» **Set exercise**
Go through the entries below and print each one exactly, leaving out pictures.

» **Figure record listings**
--- --- ---
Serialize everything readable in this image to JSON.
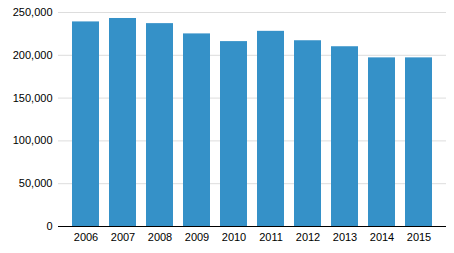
{
  "chart_data": {
    "type": "bar",
    "categories": [
      "2006",
      "2007",
      "2008",
      "2009",
      "2010",
      "2011",
      "2012",
      "2013",
      "2014",
      "2015"
    ],
    "values": [
      239000,
      243000,
      237000,
      225000,
      216000,
      228000,
      217000,
      210000,
      197000,
      197000
    ],
    "color": "#3591c8",
    "ylim": [
      0,
      250000
    ],
    "yticks": [
      0,
      {
        "value": 50000,
        "label": "50,000"
      },
      {
        "value": 100000,
        "label": "100,000"
      },
      {
        "value": 150000,
        "label": "150,000"
      },
      {
        "value": 200000,
        "label": "200,000"
      },
      {
        "value": 250000,
        "label": "250,000"
      }
    ],
    "grid": true
  }
}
--- --- ---
» **Final answer**
Serialize everything readable in this image to JSON.
{
  "chart_data": {
    "type": "bar",
    "categories": [
      "2006",
      "2007",
      "2008",
      "2009",
      "2010",
      "2011",
      "2012",
      "2013",
      "2014",
      "2015"
    ],
    "values": [
      239000,
      243000,
      237000,
      225000,
      216000,
      228000,
      217000,
      210000,
      197000,
      197000
    ],
    "color": "#3591c8",
    "ylim": [
      0,
      250000
    ],
    "yticks": [
      0,
      {
        "value": 50000,
        "label": "50,000"
      },
      {
        "value": 100000,
        "label": "100,000"
      },
      {
        "value": 150000,
        "label": "150,000"
      },
      {
        "value": 200000,
        "label": "200,000"
      },
      {
        "value": 250000,
        "label": "250,000"
      }
    ],
    "grid": true
  }
}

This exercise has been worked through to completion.